Description of the task.
Track down the lines that contain "shortcut" and copy them.

[START OF Input material]

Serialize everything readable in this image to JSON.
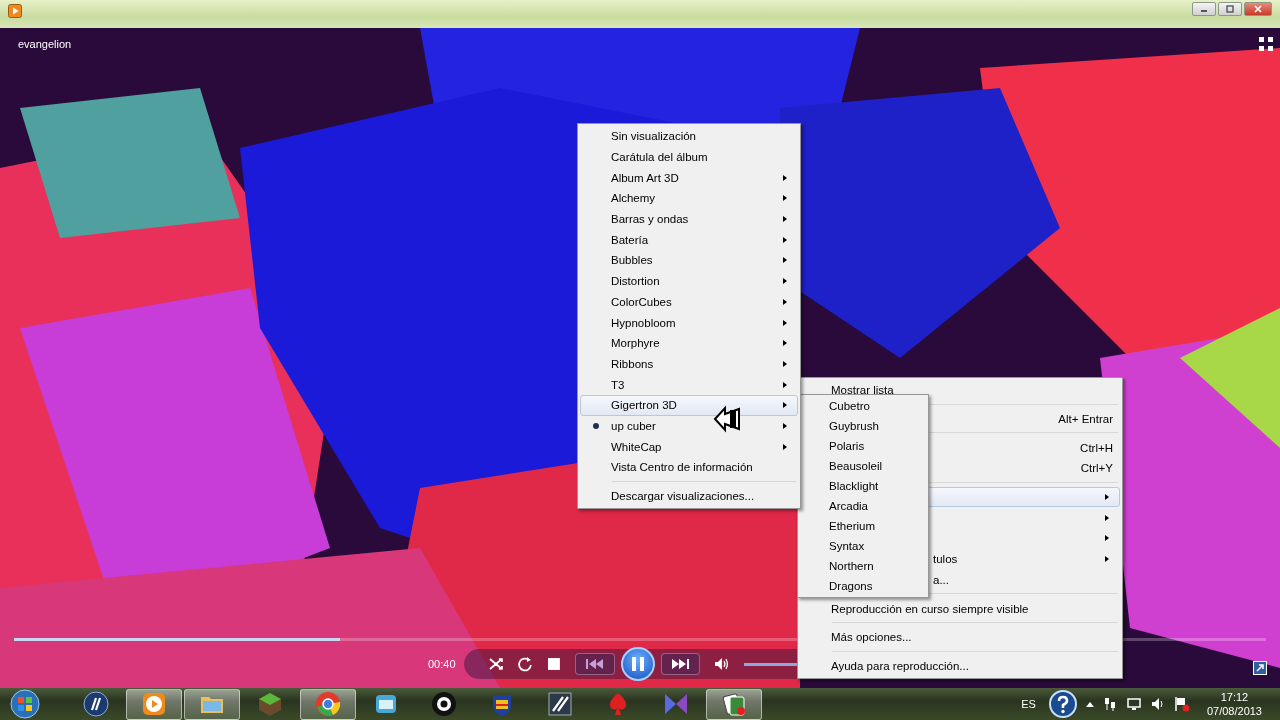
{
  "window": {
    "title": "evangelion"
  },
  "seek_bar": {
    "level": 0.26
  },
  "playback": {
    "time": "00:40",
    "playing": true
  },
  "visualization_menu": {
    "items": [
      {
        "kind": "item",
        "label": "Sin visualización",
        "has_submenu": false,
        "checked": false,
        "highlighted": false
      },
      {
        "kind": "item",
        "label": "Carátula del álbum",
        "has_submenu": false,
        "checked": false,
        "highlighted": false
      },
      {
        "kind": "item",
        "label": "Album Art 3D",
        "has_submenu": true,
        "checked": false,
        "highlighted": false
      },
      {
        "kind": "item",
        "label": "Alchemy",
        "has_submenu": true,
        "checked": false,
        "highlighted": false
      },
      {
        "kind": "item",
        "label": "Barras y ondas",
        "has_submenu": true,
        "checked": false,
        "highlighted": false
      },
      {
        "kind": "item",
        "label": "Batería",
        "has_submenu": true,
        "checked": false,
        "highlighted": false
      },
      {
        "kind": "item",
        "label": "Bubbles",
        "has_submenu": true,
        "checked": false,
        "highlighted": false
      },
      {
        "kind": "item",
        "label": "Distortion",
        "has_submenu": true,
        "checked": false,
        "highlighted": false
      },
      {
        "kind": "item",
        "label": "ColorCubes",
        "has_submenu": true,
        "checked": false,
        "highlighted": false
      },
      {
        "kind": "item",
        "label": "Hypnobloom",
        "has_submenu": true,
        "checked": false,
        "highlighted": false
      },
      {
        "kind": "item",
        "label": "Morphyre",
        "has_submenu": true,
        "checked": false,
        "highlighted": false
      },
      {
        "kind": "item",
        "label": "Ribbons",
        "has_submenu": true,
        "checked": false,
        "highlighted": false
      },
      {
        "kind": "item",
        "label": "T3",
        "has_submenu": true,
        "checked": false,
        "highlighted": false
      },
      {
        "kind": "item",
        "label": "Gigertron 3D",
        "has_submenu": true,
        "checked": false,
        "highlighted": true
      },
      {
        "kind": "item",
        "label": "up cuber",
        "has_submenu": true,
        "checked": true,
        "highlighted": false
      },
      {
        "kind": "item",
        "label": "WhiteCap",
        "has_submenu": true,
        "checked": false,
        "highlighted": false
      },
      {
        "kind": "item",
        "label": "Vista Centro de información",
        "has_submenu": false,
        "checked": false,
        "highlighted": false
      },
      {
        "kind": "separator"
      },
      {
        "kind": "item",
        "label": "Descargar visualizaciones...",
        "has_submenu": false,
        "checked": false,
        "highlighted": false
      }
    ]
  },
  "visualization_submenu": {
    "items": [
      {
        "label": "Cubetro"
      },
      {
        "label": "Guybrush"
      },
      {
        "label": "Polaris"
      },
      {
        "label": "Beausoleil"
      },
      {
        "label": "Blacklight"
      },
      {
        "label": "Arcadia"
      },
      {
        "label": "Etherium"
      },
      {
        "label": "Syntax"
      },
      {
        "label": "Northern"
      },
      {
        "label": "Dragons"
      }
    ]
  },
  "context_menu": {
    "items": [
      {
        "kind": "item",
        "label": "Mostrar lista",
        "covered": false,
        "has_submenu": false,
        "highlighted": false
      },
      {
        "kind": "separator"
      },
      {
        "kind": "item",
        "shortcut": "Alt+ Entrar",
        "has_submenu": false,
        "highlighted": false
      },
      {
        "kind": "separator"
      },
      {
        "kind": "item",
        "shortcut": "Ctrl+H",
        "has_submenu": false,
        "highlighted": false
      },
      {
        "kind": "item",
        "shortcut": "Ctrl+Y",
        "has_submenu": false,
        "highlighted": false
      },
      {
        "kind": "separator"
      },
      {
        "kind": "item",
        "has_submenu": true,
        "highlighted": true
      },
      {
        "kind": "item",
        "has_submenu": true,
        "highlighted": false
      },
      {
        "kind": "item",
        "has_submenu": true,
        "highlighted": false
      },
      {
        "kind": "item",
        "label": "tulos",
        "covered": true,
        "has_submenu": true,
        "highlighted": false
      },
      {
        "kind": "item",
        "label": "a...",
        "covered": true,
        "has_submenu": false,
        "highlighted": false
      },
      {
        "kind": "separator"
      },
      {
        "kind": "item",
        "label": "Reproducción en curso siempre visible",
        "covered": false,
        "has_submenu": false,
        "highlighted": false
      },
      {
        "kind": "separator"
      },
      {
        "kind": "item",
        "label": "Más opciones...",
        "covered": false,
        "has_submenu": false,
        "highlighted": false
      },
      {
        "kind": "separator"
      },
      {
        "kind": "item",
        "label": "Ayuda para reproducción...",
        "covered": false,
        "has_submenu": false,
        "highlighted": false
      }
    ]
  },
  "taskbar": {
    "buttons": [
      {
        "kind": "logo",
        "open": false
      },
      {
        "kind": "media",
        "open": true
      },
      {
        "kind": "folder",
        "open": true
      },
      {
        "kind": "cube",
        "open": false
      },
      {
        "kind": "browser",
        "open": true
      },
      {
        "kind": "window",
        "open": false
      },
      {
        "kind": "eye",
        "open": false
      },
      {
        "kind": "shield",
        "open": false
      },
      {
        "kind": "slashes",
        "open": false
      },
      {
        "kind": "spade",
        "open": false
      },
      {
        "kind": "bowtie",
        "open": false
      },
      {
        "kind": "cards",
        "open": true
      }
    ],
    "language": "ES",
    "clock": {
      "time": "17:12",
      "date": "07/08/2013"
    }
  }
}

[END OF Input material]

Written solution.
        "shortcut": "Alt+ Entrar",
        "shortcut": "Ctrl+H",
        "shortcut": "Ctrl+Y",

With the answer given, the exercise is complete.